▶ GIVEN DATA:
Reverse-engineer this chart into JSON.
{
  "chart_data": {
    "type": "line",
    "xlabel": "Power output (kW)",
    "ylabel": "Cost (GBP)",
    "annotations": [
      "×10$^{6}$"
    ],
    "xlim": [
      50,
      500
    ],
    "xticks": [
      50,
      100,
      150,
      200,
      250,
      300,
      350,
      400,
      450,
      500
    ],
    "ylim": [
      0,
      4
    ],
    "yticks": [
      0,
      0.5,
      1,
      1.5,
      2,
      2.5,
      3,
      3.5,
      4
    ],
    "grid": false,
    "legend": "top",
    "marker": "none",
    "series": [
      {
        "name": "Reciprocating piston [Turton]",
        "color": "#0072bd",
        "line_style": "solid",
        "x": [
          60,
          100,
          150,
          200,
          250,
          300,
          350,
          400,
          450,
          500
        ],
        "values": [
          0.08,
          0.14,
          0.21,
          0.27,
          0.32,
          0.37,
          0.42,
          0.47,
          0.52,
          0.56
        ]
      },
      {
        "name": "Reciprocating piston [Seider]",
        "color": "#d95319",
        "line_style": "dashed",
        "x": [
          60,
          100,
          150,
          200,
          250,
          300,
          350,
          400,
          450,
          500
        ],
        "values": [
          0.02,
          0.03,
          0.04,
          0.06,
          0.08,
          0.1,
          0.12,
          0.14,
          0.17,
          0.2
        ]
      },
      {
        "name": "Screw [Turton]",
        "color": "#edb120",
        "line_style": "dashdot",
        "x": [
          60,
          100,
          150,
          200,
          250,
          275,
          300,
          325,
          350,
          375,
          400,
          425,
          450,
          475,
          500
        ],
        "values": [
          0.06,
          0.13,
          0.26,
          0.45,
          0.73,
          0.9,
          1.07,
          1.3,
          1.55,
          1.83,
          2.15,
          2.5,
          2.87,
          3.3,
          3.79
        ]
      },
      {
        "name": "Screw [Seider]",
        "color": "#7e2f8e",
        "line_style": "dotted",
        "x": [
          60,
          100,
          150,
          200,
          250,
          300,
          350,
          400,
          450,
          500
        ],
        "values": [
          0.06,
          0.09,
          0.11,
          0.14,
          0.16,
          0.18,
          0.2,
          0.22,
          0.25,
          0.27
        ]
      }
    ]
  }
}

▶ WRITTEN EXERCISE:
From the material above, gather all lines that include the string "Reciprocating" and copy them.

▶ ANSWER FOR THIS EXERCISE:
        "name": "Reciprocating piston [Turton]",
        "name": "Reciprocating piston [Seider]",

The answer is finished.